# [Set task]
Using the data below, copy each line that includes the word "прозрачность".

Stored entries
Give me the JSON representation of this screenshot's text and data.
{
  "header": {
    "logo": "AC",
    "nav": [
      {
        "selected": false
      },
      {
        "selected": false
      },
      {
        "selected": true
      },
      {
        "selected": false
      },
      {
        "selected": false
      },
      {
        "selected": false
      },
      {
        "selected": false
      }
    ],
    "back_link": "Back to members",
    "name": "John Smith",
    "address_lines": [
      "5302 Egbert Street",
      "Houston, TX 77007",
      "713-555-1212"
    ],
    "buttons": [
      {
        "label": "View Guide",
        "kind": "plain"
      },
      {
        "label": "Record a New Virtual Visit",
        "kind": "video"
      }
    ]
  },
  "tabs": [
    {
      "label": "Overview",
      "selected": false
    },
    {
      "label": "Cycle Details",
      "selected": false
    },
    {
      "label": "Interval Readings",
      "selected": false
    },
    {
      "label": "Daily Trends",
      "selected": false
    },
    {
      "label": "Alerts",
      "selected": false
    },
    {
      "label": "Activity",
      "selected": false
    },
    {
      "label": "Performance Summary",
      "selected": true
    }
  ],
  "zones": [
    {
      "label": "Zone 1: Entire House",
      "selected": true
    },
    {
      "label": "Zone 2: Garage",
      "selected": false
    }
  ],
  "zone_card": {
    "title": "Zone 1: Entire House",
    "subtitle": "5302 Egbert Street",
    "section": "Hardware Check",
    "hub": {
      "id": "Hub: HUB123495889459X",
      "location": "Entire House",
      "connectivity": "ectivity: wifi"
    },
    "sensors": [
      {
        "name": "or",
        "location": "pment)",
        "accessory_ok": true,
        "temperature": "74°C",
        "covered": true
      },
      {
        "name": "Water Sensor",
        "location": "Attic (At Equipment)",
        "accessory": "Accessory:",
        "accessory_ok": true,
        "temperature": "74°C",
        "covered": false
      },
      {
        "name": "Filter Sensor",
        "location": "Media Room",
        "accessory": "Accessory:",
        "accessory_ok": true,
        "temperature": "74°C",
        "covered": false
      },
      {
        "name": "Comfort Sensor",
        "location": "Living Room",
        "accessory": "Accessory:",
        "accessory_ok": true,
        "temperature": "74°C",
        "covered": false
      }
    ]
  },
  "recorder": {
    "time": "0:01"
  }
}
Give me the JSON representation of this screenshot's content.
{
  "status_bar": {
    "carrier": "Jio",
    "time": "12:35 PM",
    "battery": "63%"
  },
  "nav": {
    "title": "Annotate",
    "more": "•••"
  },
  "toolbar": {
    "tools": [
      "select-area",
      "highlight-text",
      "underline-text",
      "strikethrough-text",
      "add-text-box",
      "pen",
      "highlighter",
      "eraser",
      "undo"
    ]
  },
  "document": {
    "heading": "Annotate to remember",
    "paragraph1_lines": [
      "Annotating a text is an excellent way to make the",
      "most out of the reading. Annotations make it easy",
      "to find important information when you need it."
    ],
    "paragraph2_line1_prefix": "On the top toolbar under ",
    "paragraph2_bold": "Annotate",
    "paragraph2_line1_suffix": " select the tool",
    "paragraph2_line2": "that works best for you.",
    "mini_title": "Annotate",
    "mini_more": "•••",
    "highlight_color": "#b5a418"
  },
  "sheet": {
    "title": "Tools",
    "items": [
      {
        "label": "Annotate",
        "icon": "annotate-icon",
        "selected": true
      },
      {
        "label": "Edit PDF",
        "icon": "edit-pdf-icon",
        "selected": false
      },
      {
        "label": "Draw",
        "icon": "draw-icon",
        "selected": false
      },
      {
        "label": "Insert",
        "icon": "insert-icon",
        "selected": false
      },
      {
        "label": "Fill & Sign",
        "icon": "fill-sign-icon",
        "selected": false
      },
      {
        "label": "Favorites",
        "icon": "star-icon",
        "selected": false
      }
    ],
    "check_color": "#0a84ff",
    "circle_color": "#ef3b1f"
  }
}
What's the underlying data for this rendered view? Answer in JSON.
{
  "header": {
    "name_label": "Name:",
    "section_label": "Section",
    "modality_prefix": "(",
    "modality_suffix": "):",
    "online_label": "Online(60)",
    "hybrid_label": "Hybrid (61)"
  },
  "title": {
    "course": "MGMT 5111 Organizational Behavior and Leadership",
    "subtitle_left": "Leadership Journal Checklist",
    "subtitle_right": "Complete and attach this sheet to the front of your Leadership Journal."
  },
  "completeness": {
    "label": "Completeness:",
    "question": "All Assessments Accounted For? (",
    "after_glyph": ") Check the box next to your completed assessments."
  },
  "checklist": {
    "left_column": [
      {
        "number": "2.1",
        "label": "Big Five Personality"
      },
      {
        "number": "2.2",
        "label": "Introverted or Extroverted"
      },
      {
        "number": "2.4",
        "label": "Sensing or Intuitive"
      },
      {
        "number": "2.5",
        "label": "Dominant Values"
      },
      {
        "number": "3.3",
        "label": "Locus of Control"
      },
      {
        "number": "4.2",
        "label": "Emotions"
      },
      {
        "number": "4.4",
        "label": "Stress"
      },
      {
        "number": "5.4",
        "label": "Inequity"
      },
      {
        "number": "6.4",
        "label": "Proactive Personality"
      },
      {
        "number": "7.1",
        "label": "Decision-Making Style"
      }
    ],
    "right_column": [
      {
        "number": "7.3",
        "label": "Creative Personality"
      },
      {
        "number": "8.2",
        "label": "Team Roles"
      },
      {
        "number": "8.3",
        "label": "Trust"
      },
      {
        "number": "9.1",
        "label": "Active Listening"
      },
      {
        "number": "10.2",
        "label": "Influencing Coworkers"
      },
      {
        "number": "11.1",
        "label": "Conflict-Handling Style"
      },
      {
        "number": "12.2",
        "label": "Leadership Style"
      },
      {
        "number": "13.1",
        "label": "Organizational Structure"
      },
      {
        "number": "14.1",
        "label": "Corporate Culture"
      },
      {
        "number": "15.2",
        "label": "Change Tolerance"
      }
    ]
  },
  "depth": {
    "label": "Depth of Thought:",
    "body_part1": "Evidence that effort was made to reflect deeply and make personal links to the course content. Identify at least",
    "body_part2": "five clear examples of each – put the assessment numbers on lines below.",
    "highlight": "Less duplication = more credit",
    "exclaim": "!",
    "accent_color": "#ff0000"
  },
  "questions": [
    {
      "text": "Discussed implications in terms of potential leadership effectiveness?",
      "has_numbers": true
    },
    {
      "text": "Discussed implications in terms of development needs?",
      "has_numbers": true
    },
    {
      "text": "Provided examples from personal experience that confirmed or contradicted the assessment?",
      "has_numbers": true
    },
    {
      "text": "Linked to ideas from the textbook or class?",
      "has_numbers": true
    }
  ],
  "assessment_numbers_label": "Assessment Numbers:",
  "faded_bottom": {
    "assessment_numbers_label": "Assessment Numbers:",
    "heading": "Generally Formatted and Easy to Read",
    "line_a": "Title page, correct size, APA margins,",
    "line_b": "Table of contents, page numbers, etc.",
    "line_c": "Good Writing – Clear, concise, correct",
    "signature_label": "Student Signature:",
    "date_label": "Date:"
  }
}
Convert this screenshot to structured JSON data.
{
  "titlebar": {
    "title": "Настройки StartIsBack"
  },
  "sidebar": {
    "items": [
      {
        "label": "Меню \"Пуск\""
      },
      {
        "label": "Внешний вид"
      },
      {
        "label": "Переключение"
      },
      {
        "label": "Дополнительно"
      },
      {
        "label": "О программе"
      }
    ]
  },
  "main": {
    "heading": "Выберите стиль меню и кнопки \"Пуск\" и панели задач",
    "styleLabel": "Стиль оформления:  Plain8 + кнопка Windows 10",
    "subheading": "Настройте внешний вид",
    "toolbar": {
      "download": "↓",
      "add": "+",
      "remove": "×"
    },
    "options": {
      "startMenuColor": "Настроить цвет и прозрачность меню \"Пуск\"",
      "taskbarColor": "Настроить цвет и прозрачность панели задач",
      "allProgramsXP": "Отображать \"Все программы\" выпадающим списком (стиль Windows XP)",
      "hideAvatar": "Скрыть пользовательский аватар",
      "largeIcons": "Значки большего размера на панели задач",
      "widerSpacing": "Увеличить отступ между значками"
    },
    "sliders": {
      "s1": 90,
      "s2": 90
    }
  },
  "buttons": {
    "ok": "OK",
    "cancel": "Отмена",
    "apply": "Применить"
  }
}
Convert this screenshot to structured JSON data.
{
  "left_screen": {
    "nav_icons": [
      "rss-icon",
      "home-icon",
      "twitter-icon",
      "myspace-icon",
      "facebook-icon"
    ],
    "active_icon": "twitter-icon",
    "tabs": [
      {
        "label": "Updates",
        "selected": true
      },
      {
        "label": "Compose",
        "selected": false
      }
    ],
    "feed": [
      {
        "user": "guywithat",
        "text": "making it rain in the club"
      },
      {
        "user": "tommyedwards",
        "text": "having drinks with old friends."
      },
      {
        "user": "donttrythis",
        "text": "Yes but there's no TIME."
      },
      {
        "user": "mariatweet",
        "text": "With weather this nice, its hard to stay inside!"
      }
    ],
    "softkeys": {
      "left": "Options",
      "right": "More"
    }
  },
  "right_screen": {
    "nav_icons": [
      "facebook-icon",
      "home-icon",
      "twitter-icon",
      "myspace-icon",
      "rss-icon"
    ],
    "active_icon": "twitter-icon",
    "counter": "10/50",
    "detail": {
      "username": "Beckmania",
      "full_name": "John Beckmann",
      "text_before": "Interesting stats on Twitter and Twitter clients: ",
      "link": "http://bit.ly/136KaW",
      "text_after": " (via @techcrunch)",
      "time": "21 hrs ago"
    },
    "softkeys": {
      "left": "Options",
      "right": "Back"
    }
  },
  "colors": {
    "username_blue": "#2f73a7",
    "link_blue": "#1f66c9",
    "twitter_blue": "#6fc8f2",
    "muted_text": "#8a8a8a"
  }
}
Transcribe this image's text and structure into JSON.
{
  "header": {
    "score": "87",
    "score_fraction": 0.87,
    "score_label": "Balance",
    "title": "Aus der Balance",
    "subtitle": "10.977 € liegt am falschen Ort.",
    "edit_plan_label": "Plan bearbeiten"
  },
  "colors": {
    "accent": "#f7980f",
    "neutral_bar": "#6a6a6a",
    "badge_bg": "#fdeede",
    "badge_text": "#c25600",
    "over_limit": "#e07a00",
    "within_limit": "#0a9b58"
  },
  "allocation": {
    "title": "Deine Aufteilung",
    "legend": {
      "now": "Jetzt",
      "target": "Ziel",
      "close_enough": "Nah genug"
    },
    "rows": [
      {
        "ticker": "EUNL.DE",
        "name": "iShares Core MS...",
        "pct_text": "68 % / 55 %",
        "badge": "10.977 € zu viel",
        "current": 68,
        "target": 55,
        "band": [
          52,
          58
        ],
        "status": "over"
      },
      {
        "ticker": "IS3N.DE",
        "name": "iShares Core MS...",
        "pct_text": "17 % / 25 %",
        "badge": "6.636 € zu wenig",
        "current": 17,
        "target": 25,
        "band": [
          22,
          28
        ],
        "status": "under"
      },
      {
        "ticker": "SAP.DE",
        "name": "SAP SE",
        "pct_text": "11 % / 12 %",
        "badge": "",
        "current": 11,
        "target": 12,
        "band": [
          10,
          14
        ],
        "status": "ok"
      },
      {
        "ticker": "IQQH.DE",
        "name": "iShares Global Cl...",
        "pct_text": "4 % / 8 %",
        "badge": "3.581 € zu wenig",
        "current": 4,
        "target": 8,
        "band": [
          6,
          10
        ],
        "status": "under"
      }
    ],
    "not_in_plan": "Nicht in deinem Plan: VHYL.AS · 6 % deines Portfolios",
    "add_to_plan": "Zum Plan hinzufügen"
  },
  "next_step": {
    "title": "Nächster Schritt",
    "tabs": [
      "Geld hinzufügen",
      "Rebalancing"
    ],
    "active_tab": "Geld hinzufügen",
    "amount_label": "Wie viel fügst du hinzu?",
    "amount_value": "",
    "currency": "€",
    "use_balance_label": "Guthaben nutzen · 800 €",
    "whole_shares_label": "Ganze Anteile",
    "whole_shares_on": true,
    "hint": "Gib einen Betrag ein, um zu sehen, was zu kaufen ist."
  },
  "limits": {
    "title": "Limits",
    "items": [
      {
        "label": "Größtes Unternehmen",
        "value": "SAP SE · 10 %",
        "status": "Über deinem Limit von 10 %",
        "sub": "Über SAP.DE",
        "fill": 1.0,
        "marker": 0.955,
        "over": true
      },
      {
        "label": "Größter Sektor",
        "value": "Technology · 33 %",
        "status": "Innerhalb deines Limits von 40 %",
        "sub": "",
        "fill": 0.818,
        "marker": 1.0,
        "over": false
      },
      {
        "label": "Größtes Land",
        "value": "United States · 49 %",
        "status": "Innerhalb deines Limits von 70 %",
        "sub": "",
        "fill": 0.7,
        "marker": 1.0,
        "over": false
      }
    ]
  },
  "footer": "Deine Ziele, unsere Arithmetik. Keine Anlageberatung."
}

# [Answer]
      "startMenuColor": "Настроить цвет и прозрачность меню \"Пуск\"",
      "taskbarColor": "Настроить цвет и прозрачность панели задач",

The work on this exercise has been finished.